_Instructions to follow_. Wherever the word "details" turns up in a line of the entries, copy that line.

_Data lines_.

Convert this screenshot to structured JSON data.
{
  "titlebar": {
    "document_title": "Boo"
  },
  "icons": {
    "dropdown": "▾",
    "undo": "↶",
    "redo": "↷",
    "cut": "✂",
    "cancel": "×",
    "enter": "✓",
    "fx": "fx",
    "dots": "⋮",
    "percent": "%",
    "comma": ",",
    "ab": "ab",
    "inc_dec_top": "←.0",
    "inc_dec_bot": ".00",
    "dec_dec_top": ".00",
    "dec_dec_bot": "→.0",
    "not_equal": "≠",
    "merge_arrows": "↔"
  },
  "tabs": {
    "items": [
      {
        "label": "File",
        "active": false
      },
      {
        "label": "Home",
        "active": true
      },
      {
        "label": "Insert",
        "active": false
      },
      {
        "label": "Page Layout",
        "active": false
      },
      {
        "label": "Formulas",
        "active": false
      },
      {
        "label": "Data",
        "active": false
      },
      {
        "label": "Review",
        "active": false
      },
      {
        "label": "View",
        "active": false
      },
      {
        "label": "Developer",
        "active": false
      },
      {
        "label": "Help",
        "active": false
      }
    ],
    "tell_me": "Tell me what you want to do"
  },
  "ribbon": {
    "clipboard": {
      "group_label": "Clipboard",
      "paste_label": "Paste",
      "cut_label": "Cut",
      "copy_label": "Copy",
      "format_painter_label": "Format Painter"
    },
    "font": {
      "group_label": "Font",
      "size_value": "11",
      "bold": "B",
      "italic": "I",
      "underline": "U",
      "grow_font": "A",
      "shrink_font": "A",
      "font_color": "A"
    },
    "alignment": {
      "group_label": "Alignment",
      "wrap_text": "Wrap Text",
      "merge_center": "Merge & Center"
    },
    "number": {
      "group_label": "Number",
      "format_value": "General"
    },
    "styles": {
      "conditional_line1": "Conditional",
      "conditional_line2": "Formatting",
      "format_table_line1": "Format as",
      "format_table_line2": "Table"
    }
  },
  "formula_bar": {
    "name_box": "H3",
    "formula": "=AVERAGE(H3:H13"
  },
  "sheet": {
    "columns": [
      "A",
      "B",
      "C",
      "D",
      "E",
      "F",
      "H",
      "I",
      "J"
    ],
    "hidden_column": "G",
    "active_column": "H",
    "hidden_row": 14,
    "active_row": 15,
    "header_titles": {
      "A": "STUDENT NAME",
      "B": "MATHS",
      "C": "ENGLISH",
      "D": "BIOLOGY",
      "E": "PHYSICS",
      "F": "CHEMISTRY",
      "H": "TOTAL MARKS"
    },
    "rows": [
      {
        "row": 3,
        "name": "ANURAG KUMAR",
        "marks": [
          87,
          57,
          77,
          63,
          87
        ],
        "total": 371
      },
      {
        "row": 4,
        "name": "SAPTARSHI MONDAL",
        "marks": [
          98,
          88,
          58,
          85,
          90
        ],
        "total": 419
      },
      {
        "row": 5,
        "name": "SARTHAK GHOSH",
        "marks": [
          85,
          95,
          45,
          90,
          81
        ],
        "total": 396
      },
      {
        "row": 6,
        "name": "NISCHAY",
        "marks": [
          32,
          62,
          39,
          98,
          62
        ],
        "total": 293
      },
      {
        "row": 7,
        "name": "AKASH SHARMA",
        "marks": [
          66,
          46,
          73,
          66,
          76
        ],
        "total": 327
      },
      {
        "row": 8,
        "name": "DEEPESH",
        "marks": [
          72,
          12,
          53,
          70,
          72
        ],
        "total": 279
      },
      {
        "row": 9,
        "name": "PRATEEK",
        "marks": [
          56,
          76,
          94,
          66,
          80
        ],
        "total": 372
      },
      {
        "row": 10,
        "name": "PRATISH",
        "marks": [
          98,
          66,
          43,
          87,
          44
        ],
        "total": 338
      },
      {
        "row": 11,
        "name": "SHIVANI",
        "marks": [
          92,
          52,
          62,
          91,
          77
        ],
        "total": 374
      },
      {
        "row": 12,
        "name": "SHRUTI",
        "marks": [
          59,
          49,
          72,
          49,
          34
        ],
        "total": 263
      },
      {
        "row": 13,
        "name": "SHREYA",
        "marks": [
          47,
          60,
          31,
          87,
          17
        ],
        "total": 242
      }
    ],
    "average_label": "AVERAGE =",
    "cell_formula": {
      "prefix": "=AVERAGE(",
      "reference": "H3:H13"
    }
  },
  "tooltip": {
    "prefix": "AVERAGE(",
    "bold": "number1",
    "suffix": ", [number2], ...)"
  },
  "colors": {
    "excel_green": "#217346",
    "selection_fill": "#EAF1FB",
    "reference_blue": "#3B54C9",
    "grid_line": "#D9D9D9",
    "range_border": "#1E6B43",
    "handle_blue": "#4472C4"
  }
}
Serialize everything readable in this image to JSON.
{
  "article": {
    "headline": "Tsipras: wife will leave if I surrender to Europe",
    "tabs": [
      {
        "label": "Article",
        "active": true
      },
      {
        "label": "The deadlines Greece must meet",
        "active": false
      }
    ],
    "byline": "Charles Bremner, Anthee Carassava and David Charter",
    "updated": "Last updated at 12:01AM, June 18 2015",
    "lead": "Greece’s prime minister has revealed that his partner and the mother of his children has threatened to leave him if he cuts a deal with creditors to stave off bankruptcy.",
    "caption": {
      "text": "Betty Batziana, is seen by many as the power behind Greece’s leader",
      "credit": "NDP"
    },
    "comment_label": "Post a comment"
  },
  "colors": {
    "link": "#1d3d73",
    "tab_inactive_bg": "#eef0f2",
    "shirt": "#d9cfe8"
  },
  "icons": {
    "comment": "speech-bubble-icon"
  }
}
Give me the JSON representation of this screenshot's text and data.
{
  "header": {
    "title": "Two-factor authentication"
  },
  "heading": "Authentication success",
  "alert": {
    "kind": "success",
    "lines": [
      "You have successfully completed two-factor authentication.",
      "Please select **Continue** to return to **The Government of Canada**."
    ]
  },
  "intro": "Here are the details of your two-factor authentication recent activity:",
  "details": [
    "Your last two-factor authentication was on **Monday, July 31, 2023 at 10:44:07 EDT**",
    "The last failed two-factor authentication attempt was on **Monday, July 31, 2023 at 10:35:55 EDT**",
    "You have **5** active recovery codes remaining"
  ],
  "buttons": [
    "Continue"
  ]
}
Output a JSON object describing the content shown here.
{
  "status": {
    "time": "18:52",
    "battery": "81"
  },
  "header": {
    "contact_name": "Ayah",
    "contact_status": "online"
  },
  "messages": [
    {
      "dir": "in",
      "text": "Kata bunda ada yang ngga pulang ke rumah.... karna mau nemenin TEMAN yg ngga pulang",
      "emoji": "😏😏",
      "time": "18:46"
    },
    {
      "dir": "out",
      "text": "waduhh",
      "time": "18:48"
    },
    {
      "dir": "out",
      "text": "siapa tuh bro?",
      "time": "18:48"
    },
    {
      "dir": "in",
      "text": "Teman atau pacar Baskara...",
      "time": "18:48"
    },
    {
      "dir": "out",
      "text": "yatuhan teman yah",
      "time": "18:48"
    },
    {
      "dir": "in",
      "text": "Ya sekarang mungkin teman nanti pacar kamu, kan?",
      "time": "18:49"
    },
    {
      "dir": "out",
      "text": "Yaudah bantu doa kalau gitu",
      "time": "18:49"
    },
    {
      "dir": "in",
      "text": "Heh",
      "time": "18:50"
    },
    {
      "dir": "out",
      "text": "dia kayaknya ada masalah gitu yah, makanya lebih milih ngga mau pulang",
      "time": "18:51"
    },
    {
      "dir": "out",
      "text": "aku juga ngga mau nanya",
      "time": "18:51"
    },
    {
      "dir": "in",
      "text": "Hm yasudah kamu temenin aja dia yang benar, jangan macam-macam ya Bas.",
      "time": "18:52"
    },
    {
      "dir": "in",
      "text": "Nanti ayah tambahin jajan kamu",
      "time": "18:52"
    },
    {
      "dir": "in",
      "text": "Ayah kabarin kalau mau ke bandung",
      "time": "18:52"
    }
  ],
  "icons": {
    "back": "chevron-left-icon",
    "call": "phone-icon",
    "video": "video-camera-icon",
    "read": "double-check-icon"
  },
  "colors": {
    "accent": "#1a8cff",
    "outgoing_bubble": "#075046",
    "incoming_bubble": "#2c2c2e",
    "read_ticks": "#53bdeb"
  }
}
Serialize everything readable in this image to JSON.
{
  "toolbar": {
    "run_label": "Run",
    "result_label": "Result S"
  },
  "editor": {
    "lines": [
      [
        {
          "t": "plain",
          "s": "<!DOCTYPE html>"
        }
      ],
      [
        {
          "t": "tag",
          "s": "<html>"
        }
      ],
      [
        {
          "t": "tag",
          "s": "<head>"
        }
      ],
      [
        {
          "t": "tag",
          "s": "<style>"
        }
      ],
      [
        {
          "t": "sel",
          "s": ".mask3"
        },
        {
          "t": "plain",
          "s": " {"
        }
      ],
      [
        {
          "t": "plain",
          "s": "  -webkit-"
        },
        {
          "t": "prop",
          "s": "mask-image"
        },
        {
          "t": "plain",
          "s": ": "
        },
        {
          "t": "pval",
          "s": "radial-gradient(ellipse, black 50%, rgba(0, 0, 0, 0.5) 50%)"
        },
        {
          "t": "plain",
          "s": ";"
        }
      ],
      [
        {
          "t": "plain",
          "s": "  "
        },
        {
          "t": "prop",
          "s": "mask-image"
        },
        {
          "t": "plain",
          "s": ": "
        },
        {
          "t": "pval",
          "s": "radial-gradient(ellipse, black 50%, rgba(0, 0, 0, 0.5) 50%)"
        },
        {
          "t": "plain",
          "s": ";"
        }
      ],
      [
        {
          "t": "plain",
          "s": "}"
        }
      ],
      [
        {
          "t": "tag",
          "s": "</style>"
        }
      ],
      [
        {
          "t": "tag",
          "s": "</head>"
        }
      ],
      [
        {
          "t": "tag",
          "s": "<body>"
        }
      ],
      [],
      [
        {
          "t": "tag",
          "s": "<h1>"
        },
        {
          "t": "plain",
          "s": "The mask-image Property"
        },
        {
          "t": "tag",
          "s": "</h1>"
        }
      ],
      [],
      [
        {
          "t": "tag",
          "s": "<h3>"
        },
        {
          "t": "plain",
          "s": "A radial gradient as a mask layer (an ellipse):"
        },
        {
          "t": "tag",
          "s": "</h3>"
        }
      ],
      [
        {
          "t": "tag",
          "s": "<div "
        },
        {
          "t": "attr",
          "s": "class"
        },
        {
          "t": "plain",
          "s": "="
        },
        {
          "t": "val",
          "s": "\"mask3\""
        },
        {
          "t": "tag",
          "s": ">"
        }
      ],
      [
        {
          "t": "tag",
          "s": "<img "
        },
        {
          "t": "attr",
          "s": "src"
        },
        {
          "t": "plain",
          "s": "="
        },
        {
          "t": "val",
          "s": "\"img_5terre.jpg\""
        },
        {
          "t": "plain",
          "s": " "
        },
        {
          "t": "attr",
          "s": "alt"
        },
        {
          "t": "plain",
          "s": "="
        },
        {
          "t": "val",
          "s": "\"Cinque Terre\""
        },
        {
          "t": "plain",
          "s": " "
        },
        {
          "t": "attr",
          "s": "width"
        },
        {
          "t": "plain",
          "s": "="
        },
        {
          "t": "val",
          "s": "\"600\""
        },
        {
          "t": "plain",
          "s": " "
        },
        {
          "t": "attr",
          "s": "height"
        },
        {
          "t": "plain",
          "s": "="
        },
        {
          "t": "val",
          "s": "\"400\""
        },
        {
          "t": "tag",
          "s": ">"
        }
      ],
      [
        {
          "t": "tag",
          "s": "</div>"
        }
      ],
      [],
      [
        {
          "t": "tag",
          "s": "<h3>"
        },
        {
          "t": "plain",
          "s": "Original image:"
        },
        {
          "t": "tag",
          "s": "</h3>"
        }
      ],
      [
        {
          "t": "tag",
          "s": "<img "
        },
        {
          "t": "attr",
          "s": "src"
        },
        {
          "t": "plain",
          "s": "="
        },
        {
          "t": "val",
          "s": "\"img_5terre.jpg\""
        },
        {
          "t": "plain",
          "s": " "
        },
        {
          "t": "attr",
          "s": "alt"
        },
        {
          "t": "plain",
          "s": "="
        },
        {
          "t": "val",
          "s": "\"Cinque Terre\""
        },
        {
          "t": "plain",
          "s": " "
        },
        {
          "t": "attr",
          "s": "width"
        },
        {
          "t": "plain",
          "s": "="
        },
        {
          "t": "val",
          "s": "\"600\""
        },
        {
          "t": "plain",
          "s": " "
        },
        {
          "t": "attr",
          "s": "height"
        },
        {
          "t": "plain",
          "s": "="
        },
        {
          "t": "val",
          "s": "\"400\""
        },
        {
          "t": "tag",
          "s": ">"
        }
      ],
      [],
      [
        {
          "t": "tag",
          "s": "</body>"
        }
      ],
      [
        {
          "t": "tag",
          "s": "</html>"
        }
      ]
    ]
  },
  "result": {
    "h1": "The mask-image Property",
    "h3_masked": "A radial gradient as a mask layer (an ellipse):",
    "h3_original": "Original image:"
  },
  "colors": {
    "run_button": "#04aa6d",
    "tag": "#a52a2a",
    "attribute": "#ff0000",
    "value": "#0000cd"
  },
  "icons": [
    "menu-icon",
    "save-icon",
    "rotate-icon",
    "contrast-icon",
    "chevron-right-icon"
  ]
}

_Expected answer_.
  "intro": "Here are the details of your two-factor authentication recent activity:",
  "details": [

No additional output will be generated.